#### SET TASK:
Report all lines holding "Predicted".

--------------------------------

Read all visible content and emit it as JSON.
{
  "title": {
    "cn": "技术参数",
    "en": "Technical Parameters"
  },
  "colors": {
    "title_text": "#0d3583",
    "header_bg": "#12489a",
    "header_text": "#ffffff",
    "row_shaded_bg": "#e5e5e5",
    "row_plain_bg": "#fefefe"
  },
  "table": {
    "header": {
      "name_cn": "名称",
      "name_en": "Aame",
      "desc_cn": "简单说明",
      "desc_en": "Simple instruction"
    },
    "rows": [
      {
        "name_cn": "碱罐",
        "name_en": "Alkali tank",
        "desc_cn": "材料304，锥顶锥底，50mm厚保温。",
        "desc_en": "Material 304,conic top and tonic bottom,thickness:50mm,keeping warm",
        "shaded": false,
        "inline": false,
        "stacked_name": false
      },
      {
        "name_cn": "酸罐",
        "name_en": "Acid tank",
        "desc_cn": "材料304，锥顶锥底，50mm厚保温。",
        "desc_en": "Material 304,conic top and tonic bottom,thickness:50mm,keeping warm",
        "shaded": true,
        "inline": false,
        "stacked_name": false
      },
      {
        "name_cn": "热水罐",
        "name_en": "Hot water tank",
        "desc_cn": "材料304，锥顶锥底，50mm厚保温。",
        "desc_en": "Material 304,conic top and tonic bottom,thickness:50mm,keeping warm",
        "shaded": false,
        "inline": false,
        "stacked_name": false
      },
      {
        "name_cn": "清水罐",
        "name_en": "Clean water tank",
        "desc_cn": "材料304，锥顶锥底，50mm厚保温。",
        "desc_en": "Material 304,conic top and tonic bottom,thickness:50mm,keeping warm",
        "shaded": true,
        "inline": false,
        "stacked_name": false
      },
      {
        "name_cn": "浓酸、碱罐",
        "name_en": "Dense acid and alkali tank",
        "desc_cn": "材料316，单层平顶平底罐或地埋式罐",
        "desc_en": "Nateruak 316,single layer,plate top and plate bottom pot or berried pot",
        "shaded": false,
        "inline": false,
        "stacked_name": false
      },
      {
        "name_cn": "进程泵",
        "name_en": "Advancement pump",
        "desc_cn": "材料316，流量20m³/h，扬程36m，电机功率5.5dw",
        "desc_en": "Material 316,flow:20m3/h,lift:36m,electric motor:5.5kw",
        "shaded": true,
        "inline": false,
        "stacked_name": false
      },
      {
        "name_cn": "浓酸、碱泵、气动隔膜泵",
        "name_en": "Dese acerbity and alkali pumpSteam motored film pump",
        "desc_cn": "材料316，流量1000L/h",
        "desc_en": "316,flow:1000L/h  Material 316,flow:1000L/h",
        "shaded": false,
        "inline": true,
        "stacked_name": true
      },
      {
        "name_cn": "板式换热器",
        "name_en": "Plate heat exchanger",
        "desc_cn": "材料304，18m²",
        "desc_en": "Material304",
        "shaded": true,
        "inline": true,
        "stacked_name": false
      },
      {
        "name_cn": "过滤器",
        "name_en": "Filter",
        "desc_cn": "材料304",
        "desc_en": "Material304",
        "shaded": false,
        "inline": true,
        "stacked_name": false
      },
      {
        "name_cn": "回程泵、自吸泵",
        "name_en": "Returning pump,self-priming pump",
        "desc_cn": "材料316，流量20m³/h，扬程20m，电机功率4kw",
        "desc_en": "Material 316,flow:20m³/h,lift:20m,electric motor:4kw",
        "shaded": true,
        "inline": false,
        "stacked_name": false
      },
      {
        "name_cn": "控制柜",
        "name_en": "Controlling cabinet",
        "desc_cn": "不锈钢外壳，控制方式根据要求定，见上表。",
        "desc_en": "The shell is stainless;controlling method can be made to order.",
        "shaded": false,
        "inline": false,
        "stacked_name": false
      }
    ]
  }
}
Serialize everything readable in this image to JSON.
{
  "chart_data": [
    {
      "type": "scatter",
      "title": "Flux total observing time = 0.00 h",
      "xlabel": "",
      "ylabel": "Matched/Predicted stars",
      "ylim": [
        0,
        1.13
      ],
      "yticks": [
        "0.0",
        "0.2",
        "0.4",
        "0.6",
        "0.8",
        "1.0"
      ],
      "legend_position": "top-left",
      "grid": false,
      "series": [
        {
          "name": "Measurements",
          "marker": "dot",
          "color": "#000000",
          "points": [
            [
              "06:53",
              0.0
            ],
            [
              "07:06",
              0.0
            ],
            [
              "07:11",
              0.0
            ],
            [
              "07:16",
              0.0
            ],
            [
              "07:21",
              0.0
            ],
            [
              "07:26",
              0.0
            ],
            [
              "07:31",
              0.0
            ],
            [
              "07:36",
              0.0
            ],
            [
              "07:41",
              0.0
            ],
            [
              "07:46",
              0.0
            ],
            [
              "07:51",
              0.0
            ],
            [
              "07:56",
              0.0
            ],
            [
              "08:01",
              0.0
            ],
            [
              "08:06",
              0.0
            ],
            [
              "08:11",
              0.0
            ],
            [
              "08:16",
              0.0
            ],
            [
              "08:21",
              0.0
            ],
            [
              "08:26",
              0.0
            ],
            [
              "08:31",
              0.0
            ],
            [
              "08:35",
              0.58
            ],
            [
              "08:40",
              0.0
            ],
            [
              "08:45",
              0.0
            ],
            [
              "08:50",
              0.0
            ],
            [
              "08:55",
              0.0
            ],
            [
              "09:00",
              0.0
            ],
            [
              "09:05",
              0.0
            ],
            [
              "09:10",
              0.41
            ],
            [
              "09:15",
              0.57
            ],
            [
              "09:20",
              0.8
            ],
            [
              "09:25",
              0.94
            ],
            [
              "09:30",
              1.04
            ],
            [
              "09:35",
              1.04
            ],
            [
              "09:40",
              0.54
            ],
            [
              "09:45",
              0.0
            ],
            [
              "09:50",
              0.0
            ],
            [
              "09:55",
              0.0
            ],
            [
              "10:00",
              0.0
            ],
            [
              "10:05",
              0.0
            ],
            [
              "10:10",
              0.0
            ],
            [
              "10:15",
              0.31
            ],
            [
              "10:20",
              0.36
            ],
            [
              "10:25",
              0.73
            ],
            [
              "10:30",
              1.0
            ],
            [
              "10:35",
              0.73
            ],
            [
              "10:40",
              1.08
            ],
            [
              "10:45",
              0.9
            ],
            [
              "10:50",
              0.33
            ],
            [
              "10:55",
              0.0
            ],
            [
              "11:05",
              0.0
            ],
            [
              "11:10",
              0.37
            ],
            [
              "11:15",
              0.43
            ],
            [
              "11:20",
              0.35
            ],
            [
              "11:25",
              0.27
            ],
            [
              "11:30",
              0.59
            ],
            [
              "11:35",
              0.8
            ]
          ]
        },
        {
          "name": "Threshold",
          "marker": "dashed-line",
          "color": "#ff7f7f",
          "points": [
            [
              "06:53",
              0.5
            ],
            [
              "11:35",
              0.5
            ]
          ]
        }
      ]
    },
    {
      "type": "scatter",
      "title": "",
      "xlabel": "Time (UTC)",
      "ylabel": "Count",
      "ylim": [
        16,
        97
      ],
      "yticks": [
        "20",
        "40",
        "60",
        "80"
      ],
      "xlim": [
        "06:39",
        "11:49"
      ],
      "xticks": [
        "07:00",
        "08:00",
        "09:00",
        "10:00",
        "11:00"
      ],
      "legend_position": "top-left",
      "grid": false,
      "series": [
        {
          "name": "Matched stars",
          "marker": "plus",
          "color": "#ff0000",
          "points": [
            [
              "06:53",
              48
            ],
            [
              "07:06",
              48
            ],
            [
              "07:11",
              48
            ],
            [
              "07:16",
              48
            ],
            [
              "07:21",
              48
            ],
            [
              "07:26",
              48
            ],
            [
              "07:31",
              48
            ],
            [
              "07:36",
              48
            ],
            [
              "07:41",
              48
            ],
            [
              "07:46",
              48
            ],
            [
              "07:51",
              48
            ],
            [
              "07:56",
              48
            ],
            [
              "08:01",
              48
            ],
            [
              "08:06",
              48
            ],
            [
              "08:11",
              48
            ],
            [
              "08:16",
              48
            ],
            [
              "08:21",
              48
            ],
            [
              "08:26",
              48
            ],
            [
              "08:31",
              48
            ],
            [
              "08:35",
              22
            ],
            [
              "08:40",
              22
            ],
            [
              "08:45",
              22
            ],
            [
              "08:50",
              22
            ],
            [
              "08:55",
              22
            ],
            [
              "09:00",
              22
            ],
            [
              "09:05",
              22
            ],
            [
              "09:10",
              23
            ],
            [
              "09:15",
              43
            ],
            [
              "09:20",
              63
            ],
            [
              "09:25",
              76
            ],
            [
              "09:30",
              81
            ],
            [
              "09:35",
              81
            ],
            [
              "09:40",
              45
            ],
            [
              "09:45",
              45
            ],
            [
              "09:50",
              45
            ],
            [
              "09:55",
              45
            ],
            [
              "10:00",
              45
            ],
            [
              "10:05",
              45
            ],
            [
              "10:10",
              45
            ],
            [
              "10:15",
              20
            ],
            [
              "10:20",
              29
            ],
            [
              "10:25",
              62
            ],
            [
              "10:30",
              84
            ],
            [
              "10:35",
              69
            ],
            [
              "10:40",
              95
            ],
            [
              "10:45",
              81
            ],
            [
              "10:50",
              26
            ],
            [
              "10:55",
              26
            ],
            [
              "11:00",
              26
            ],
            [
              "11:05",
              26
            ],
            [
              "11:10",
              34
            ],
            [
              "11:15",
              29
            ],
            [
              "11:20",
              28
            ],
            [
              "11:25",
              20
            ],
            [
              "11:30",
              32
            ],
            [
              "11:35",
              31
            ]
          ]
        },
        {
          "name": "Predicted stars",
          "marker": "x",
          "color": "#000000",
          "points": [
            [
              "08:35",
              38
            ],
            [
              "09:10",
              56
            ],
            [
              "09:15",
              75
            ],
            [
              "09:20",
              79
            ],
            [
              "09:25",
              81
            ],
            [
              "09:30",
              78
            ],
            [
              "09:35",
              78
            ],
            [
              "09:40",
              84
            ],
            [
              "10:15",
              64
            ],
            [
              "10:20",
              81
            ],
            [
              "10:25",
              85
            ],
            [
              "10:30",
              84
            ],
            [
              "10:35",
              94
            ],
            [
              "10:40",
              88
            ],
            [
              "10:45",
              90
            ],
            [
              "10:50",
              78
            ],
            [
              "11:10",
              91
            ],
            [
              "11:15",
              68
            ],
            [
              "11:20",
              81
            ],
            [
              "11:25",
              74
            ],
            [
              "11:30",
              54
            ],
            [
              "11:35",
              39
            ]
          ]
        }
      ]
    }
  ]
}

--------------------------------

#### FINISHED TASK:
      "ylabel": "Matched/Predicted stars",
          "name": "Predicted stars",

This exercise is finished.